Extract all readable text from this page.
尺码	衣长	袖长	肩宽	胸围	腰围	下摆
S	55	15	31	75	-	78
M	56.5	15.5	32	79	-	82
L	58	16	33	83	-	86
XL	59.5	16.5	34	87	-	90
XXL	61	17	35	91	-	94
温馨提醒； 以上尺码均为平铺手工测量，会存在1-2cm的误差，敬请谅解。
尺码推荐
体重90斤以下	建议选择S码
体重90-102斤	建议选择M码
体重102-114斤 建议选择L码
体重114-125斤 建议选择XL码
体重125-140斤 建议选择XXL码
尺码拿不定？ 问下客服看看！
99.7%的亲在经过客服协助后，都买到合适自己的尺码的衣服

|---|

● **Given request**
The entries above must be returned in full, exactly as shown.

● **Output of the task**
Extract all readable text from this page.
尺码	衣长	袖长	肩宽	胸围	腰围	下摆
S	55	15	31	75	-	78
M	56.5	15.5	32	79	-	82
L	58	16	33	83	-	86
XL	59.5	16.5	34	87	-	90
XXL	61	17	35	91	-	94
温馨提醒； 以上尺码均为平铺手工测量，会存在1-2cm的误差，敬请谅解。
尺码推荐
体重90斤以下	建议选择S码
体重90-102斤	建议选择M码
体重102-114斤 建议选择L码
体重114-125斤 建议选择XL码
体重125-140斤 建议选择XXL码
尺码拿不定？ 问下客服看看！
99.7%的亲在经过客服协助后，都买到合适自己的尺码的衣服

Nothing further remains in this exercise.